__THE INPUT__

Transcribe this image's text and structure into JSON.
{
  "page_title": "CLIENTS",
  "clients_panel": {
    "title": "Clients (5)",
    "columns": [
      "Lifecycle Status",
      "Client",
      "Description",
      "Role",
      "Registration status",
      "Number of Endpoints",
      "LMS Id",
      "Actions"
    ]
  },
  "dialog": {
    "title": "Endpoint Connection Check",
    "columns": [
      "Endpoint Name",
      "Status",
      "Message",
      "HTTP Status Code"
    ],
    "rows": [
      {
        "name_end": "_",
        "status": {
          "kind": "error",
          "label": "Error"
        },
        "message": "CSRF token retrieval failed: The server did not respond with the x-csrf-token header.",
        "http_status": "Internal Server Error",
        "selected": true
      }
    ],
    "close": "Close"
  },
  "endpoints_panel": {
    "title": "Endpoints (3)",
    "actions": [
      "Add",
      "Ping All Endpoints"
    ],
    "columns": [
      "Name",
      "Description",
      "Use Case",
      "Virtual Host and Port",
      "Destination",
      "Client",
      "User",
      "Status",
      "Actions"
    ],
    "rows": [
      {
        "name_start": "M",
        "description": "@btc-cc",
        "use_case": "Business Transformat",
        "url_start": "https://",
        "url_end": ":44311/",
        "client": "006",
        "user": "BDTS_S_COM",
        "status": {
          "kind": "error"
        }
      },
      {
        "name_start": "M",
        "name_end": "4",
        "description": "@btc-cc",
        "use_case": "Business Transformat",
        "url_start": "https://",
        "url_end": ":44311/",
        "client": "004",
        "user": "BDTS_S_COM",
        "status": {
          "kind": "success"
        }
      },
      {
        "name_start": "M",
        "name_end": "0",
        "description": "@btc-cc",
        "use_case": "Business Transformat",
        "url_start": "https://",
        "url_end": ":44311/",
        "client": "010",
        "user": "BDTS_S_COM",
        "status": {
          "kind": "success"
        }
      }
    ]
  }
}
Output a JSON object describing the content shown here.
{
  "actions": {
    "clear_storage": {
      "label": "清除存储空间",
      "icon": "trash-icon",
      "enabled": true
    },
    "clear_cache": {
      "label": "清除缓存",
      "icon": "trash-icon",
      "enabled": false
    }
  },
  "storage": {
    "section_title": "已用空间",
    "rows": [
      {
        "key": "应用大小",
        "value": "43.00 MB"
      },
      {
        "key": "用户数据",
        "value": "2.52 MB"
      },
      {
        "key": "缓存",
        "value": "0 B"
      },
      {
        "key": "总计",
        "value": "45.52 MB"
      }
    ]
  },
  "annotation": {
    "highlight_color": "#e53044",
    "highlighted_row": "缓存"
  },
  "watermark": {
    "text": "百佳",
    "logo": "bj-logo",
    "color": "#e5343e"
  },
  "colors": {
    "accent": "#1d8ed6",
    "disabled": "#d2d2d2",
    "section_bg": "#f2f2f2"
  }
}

__YOUR INSTRUCTIONS__
Among the records above, how many lines carry the string "text"? Reply with the number alone.

__WRITTEN SOLUTION__
2